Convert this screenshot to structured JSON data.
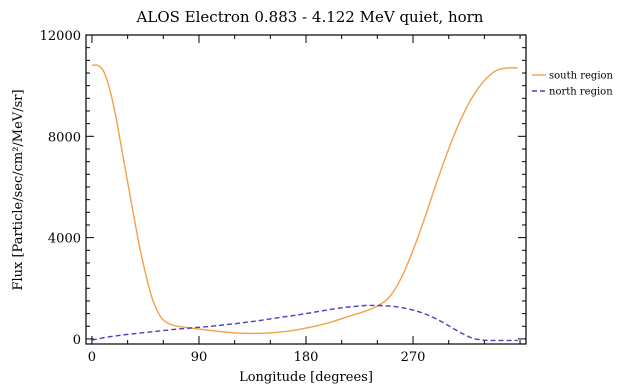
{
  "chart_data": {
    "type": "line",
    "title": "ALOS Electron 0.883 - 4.122 MeV quiet, horn",
    "xlabel": "Longitude [degrees]",
    "ylabel": "Flux [Particle/sec/cm²/MeV/sr]",
    "xlim": [
      -5,
      365
    ],
    "ylim": [
      -200,
      12000
    ],
    "xticks": [
      0,
      90,
      180,
      270
    ],
    "yticks": [
      0,
      4000,
      8000,
      12000
    ],
    "grid": false,
    "legend_position": "right",
    "series": [
      {
        "name": "south region",
        "color": "#f5a04a",
        "style": "solid",
        "x": [
          0,
          5,
          10,
          15,
          20,
          25,
          30,
          35,
          40,
          45,
          50,
          55,
          60,
          65,
          70,
          80,
          90,
          100,
          110,
          120,
          130,
          140,
          150,
          160,
          170,
          180,
          190,
          200,
          210,
          220,
          230,
          240,
          250,
          260,
          270,
          280,
          290,
          300,
          310,
          320,
          330,
          340,
          350,
          358
        ],
        "y": [
          10800,
          10800,
          10550,
          9850,
          8800,
          7500,
          6200,
          4900,
          3650,
          2600,
          1700,
          1100,
          750,
          600,
          520,
          450,
          390,
          330,
          280,
          240,
          220,
          220,
          240,
          280,
          340,
          430,
          530,
          650,
          800,
          950,
          1100,
          1300,
          1650,
          2400,
          3500,
          4800,
          6200,
          7500,
          8650,
          9550,
          10200,
          10600,
          10700,
          10700
        ]
      },
      {
        "name": "north region",
        "color": "#4a3fc0",
        "style": "dashed",
        "x": [
          0,
          10,
          20,
          30,
          40,
          50,
          60,
          70,
          80,
          90,
          100,
          110,
          120,
          130,
          140,
          150,
          160,
          170,
          180,
          190,
          200,
          210,
          220,
          230,
          240,
          250,
          260,
          270,
          280,
          290,
          300,
          310,
          320,
          330,
          340,
          350,
          358
        ],
        "y": [
          -50,
          50,
          120,
          180,
          230,
          280,
          330,
          380,
          420,
          460,
          500,
          550,
          600,
          660,
          720,
          790,
          860,
          930,
          1000,
          1080,
          1160,
          1230,
          1280,
          1320,
          1320,
          1300,
          1240,
          1140,
          990,
          780,
          520,
          250,
          30,
          -50,
          -60,
          -60,
          -60
        ]
      }
    ]
  }
}
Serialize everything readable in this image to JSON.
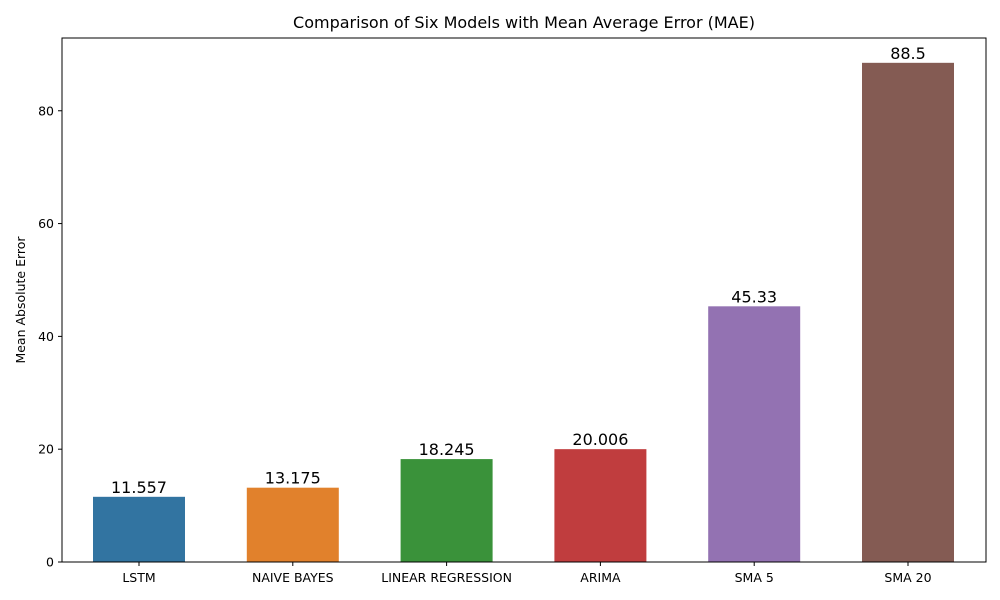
{
  "chart_data": {
    "type": "bar",
    "title": "Comparison of Six Models with Mean Average Error (MAE)",
    "xlabel": "",
    "ylabel": "Mean Absolute Error",
    "categories": [
      "LSTM",
      "NAIVE BAYES",
      "LINEAR REGRESSION",
      "ARIMA",
      "SMA 5",
      "SMA 20"
    ],
    "values": [
      11.557,
      13.175,
      18.245,
      20.006,
      45.33,
      88.5
    ],
    "value_labels": [
      "11.557",
      "13.175",
      "18.245",
      "20.006",
      "45.33",
      "88.5"
    ],
    "colors": [
      "#3274a1",
      "#e1812c",
      "#3a923a",
      "#c03d3e",
      "#9372b2",
      "#845b53"
    ],
    "ylim": [
      0,
      92.9
    ],
    "yticks": [
      0,
      20,
      40,
      60,
      80
    ],
    "grid": false,
    "legend": "none"
  }
}
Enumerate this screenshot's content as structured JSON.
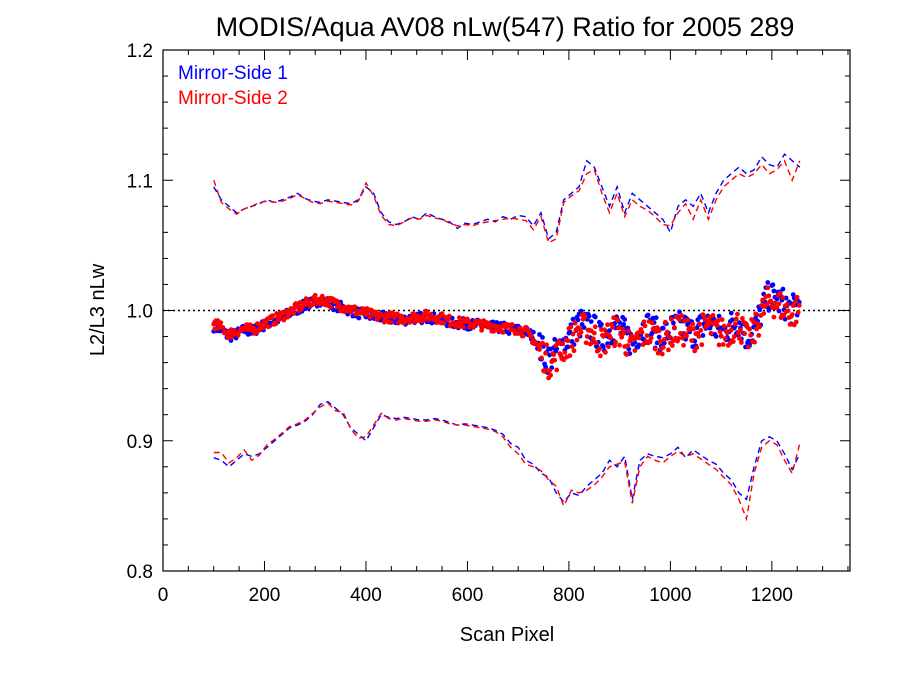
{
  "chart_data": {
    "type": "scatter",
    "title": "MODIS/Aqua AV08 nLw(547) Ratio for 2005 289",
    "xlabel": "Scan Pixel",
    "ylabel": "L2/L3 nLw",
    "xlim": [
      0,
      1354
    ],
    "ylim": [
      0.8,
      1.2
    ],
    "x_ticks": [
      0,
      200,
      400,
      600,
      800,
      1000,
      1200
    ],
    "x_tick_labels": [
      "0",
      "200",
      "400",
      "600",
      "800",
      "1000",
      "1200"
    ],
    "y_ticks": [
      0.8,
      0.9,
      1.0,
      1.1,
      1.2
    ],
    "y_tick_labels": [
      "0.8",
      "0.9",
      "1.0",
      "1.1",
      "1.2"
    ],
    "reference_line": 1.0,
    "legend_position": "top-left",
    "grid": false,
    "series": [
      {
        "name": "Mirror-Side 1",
        "color": "#0000ff",
        "x": [
          100,
          115,
          130,
          145,
          160,
          175,
          190,
          205,
          220,
          235,
          250,
          265,
          280,
          295,
          310,
          325,
          340,
          355,
          370,
          385,
          400,
          415,
          430,
          445,
          460,
          475,
          490,
          505,
          520,
          535,
          550,
          565,
          580,
          595,
          610,
          625,
          640,
          655,
          670,
          685,
          700,
          715,
          730,
          745,
          760,
          775,
          790,
          805,
          820,
          835,
          850,
          865,
          880,
          895,
          910,
          925,
          940,
          955,
          970,
          985,
          1000,
          1015,
          1030,
          1045,
          1060,
          1075,
          1090,
          1105,
          1120,
          1135,
          1150,
          1165,
          1180,
          1195,
          1210,
          1225,
          1240,
          1255
        ],
        "mean": [
          0.988,
          0.985,
          0.98,
          0.982,
          0.985,
          0.984,
          0.987,
          0.99,
          0.992,
          0.995,
          0.998,
          1.001,
          1.004,
          1.006,
          1.008,
          1.006,
          1.004,
          1.002,
          1.0,
          0.998,
          0.997,
          0.995,
          0.995,
          0.994,
          0.993,
          0.993,
          0.994,
          0.994,
          0.995,
          0.994,
          0.993,
          0.991,
          0.99,
          0.99,
          0.989,
          0.989,
          0.988,
          0.987,
          0.987,
          0.985,
          0.985,
          0.984,
          0.98,
          0.97,
          0.963,
          0.968,
          0.975,
          0.982,
          0.99,
          0.988,
          0.985,
          0.978,
          0.985,
          0.988,
          0.982,
          0.975,
          0.985,
          0.988,
          0.983,
          0.98,
          0.985,
          0.988,
          0.986,
          0.983,
          0.987,
          0.99,
          0.986,
          0.984,
          0.989,
          0.992,
          0.98,
          0.985,
          1.0,
          1.012,
          1.008,
          1.005,
          1.0,
          1.005
        ],
        "upper": [
          1.095,
          1.085,
          1.08,
          1.075,
          1.078,
          1.08,
          1.082,
          1.085,
          1.083,
          1.085,
          1.087,
          1.09,
          1.086,
          1.084,
          1.083,
          1.085,
          1.084,
          1.083,
          1.082,
          1.085,
          1.095,
          1.09,
          1.075,
          1.068,
          1.066,
          1.068,
          1.072,
          1.07,
          1.075,
          1.072,
          1.07,
          1.068,
          1.063,
          1.067,
          1.066,
          1.068,
          1.07,
          1.068,
          1.072,
          1.07,
          1.073,
          1.072,
          1.065,
          1.075,
          1.055,
          1.06,
          1.085,
          1.09,
          1.095,
          1.115,
          1.11,
          1.095,
          1.08,
          1.095,
          1.075,
          1.09,
          1.085,
          1.08,
          1.075,
          1.07,
          1.06,
          1.08,
          1.085,
          1.08,
          1.09,
          1.075,
          1.09,
          1.1,
          1.105,
          1.11,
          1.105,
          1.108,
          1.118,
          1.112,
          1.11,
          1.12,
          1.115,
          1.11
        ],
        "lower": [
          0.887,
          0.885,
          0.88,
          0.885,
          0.89,
          0.888,
          0.89,
          0.895,
          0.9,
          0.905,
          0.91,
          0.912,
          0.915,
          0.92,
          0.928,
          0.93,
          0.925,
          0.92,
          0.91,
          0.905,
          0.9,
          0.91,
          0.92,
          0.918,
          0.917,
          0.918,
          0.917,
          0.916,
          0.916,
          0.917,
          0.916,
          0.914,
          0.912,
          0.913,
          0.912,
          0.911,
          0.91,
          0.908,
          0.905,
          0.898,
          0.895,
          0.885,
          0.882,
          0.875,
          0.872,
          0.86,
          0.853,
          0.86,
          0.858,
          0.865,
          0.87,
          0.875,
          0.885,
          0.88,
          0.888,
          0.855,
          0.885,
          0.89,
          0.888,
          0.887,
          0.89,
          0.895,
          0.887,
          0.893,
          0.889,
          0.885,
          0.882,
          0.875,
          0.87,
          0.86,
          0.855,
          0.88,
          0.9,
          0.903,
          0.9,
          0.89,
          0.878,
          0.89
        ]
      },
      {
        "name": "Mirror-Side 2",
        "color": "#ff0000",
        "x": [
          100,
          115,
          130,
          145,
          160,
          175,
          190,
          205,
          220,
          235,
          250,
          265,
          280,
          295,
          310,
          325,
          340,
          355,
          370,
          385,
          400,
          415,
          430,
          445,
          460,
          475,
          490,
          505,
          520,
          535,
          550,
          565,
          580,
          595,
          610,
          625,
          640,
          655,
          670,
          685,
          700,
          715,
          730,
          745,
          760,
          775,
          790,
          805,
          820,
          835,
          850,
          865,
          880,
          895,
          910,
          925,
          940,
          955,
          970,
          985,
          1000,
          1015,
          1030,
          1045,
          1060,
          1075,
          1090,
          1105,
          1120,
          1135,
          1150,
          1165,
          1180,
          1195,
          1210,
          1225,
          1240,
          1255
        ],
        "mean": [
          0.99,
          0.987,
          0.982,
          0.984,
          0.986,
          0.985,
          0.988,
          0.991,
          0.993,
          0.996,
          0.999,
          1.002,
          1.005,
          1.007,
          1.009,
          1.007,
          1.005,
          1.003,
          1.001,
          0.999,
          0.998,
          0.996,
          0.995,
          0.995,
          0.994,
          0.994,
          0.995,
          0.995,
          0.996,
          0.995,
          0.994,
          0.992,
          0.991,
          0.99,
          0.99,
          0.989,
          0.988,
          0.988,
          0.987,
          0.986,
          0.986,
          0.983,
          0.978,
          0.968,
          0.96,
          0.965,
          0.972,
          0.978,
          0.985,
          0.986,
          0.98,
          0.975,
          0.982,
          0.985,
          0.978,
          0.97,
          0.98,
          0.984,
          0.98,
          0.978,
          0.982,
          0.985,
          0.984,
          0.98,
          0.985,
          0.988,
          0.984,
          0.982,
          0.986,
          0.99,
          0.978,
          0.983,
          0.998,
          1.008,
          1.005,
          1.002,
          0.997,
          1.002
        ],
        "upper": [
          1.1,
          1.083,
          1.078,
          1.074,
          1.078,
          1.08,
          1.083,
          1.084,
          1.083,
          1.084,
          1.086,
          1.089,
          1.086,
          1.083,
          1.082,
          1.084,
          1.083,
          1.082,
          1.081,
          1.084,
          1.098,
          1.088,
          1.073,
          1.066,
          1.065,
          1.068,
          1.071,
          1.07,
          1.073,
          1.071,
          1.07,
          1.067,
          1.065,
          1.066,
          1.065,
          1.067,
          1.068,
          1.069,
          1.07,
          1.071,
          1.07,
          1.069,
          1.062,
          1.072,
          1.052,
          1.055,
          1.083,
          1.088,
          1.092,
          1.105,
          1.108,
          1.09,
          1.075,
          1.09,
          1.072,
          1.085,
          1.08,
          1.077,
          1.072,
          1.066,
          1.065,
          1.075,
          1.082,
          1.07,
          1.085,
          1.07,
          1.085,
          1.095,
          1.1,
          1.105,
          1.102,
          1.105,
          1.112,
          1.105,
          1.108,
          1.115,
          1.1,
          1.115
        ],
        "lower": [
          0.891,
          0.891,
          0.883,
          0.887,
          0.893,
          0.885,
          0.889,
          0.897,
          0.901,
          0.906,
          0.911,
          0.913,
          0.916,
          0.921,
          0.926,
          0.929,
          0.923,
          0.922,
          0.909,
          0.902,
          0.903,
          0.912,
          0.921,
          0.917,
          0.916,
          0.917,
          0.916,
          0.915,
          0.915,
          0.916,
          0.915,
          0.913,
          0.912,
          0.912,
          0.911,
          0.91,
          0.909,
          0.907,
          0.903,
          0.895,
          0.89,
          0.882,
          0.88,
          0.877,
          0.87,
          0.865,
          0.85,
          0.862,
          0.86,
          0.862,
          0.866,
          0.872,
          0.88,
          0.882,
          0.884,
          0.852,
          0.88,
          0.888,
          0.885,
          0.883,
          0.888,
          0.892,
          0.888,
          0.89,
          0.886,
          0.882,
          0.878,
          0.872,
          0.866,
          0.855,
          0.84,
          0.875,
          0.895,
          0.9,
          0.897,
          0.885,
          0.875,
          0.898
        ]
      }
    ]
  }
}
━━━
» **Task prompt**
Pull every line containing the word "title" out of the material.

» **Solution to the problem**
    "title": "ALOS Electron 0.883 - 4.122 MeV quiet, horn",
    "title": "Comparison of Six Models with Mean Average Error (MAE)",
    "title": "MODIS/Aqua AV08 nLw(547) Ratio for 2005 289",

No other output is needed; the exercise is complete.